### STATED TASK
Pick out each line in these entries that contains the string "Gardens".

Stored data entries:

++++++++++++++++++++

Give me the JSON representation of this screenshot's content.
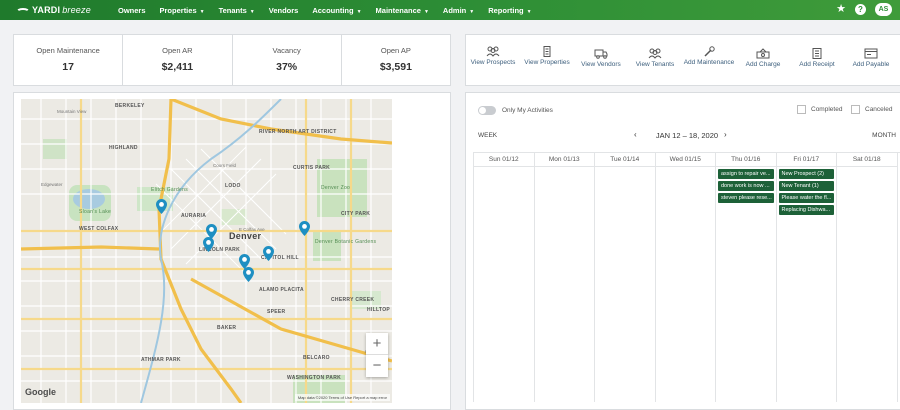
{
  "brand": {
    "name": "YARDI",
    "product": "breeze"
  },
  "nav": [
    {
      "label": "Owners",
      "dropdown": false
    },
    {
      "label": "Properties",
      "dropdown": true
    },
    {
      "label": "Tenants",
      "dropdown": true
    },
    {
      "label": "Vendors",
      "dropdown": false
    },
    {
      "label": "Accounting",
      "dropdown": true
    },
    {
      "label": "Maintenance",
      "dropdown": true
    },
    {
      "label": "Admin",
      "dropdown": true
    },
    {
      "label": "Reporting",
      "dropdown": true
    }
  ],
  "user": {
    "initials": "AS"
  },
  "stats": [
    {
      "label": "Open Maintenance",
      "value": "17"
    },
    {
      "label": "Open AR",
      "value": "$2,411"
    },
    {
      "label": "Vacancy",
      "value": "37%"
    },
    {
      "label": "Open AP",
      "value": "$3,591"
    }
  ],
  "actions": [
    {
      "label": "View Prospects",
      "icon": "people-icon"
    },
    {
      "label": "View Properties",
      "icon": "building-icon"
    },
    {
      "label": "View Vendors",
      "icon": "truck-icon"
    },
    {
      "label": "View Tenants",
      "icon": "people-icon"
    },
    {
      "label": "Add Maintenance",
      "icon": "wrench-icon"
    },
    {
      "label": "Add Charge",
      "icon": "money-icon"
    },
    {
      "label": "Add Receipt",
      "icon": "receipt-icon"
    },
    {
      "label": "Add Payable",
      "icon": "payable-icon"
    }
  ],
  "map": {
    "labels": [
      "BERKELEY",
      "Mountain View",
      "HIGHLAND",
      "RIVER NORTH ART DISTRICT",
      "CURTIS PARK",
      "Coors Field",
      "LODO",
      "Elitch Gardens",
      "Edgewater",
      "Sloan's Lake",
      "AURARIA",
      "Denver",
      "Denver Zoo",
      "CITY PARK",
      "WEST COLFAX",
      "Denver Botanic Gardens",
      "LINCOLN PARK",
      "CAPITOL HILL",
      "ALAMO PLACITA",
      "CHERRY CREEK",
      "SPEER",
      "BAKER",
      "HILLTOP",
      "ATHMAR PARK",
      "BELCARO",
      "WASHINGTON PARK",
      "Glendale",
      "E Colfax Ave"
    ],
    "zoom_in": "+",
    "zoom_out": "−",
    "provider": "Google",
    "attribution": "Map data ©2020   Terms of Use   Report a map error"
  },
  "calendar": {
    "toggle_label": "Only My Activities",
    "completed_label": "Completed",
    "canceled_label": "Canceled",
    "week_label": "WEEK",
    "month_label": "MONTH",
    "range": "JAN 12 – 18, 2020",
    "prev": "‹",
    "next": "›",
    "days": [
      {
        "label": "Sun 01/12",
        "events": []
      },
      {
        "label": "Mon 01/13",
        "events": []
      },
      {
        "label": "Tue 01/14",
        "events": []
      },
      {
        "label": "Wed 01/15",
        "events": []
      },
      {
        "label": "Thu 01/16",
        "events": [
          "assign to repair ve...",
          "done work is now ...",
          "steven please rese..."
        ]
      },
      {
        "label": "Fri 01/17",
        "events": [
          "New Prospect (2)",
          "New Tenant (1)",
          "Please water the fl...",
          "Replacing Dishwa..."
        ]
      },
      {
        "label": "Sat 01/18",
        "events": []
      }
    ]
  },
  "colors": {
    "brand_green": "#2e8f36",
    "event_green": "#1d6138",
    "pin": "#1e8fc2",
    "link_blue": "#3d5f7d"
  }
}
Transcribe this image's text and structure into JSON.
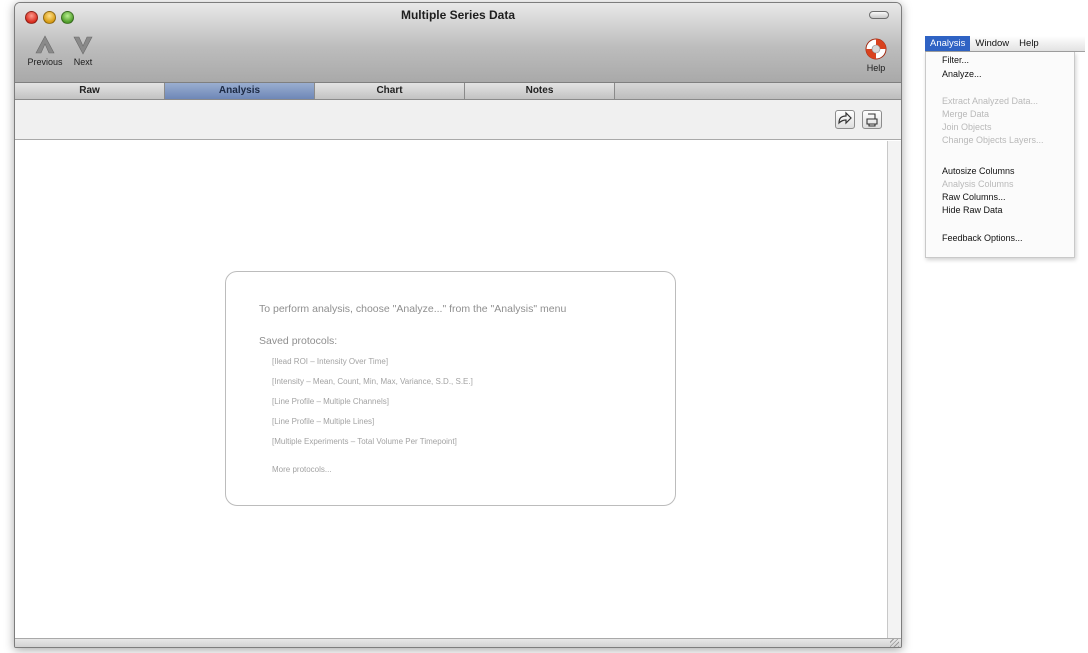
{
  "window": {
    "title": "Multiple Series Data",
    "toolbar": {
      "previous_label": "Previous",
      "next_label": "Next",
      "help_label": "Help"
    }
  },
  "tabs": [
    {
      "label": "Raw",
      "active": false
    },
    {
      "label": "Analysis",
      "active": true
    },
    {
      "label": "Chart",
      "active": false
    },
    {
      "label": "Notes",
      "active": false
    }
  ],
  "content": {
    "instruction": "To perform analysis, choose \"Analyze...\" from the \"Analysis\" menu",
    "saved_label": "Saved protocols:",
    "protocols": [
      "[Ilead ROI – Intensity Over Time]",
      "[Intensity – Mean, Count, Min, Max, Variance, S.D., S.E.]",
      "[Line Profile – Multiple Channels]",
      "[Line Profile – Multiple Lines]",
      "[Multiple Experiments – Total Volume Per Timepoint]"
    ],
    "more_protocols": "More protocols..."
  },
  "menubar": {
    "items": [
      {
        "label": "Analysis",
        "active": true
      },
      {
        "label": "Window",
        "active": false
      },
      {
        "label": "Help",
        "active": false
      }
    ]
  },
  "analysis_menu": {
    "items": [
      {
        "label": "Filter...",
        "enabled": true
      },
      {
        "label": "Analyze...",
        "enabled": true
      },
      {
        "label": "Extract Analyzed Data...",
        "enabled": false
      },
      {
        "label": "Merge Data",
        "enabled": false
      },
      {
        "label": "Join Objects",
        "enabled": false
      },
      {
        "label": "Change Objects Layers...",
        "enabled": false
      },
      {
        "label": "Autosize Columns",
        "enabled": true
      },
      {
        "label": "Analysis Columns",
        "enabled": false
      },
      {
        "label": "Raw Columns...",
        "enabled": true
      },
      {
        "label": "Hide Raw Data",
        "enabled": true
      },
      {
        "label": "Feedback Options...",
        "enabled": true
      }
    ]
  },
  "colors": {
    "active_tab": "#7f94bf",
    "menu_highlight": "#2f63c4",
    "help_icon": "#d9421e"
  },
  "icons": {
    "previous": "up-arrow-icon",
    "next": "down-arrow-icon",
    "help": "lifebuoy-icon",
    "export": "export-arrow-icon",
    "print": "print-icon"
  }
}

++++++++++++++++++++

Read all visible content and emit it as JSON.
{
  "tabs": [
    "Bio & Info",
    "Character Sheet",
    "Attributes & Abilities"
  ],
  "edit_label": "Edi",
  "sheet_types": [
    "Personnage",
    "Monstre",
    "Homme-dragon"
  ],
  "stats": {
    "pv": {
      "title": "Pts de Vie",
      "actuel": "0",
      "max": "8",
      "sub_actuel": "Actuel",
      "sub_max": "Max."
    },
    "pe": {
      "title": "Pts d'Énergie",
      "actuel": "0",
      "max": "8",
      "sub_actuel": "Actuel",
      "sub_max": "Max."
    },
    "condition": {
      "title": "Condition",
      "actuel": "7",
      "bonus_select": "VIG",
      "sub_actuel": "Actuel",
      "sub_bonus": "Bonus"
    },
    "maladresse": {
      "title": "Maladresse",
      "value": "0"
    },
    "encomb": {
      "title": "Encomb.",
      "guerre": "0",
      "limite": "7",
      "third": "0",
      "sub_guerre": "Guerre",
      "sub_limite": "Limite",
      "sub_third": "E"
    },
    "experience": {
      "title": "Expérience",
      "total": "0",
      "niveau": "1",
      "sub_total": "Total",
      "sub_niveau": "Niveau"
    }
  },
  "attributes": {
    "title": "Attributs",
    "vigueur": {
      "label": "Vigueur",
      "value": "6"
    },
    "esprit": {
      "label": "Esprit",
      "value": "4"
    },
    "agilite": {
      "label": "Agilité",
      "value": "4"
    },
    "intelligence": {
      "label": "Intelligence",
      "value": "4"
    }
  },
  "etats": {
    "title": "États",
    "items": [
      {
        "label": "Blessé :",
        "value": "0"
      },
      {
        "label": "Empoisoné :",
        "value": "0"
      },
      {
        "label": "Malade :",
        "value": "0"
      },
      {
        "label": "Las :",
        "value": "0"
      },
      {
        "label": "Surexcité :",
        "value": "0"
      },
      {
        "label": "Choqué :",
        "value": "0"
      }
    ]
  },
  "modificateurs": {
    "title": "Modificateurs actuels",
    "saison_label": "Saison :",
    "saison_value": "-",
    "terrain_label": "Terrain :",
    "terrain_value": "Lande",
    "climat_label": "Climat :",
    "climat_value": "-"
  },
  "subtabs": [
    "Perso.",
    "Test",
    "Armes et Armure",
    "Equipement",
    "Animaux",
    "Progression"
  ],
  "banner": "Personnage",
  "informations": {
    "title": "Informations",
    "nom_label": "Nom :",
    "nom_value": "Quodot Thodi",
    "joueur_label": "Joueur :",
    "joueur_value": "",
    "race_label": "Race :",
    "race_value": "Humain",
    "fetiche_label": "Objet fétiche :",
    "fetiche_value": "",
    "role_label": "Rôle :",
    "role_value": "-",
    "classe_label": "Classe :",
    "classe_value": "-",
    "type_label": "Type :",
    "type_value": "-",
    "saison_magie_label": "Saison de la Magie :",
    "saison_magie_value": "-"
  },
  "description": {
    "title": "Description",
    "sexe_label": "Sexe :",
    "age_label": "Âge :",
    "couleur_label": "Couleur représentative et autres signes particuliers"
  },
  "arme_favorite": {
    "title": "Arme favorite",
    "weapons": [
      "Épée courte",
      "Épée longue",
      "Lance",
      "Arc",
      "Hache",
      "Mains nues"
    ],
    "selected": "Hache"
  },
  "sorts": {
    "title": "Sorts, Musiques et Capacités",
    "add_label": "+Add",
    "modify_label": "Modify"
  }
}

++++++++++++++++++++

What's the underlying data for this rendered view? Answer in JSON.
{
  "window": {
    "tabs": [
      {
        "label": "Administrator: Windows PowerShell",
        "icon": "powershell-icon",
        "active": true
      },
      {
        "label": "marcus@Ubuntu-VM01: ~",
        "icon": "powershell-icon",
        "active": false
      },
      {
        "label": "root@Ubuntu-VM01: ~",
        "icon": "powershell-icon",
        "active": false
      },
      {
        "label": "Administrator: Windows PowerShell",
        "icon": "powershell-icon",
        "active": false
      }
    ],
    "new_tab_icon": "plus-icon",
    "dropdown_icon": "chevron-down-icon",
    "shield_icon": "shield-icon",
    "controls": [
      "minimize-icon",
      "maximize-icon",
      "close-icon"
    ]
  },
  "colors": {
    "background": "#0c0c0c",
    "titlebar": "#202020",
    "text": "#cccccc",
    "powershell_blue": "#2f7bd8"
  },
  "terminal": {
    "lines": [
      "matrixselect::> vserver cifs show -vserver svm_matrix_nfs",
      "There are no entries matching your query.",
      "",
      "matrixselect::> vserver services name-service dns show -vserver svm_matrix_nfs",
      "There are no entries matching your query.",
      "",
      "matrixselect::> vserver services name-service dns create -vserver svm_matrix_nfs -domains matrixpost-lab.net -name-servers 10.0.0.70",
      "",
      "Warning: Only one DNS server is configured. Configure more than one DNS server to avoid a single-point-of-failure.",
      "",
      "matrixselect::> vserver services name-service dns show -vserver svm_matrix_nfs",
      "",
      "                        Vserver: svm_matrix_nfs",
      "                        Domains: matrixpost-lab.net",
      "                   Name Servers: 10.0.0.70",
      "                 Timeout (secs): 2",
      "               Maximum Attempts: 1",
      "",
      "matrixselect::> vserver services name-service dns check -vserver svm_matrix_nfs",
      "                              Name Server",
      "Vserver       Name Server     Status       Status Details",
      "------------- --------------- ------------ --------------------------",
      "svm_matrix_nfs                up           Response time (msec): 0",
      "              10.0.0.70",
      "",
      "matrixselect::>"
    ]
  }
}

++++++++++++++++++++

### THE ANSWER
      "Elitch Gardens",
      "Denver Botanic Gardens",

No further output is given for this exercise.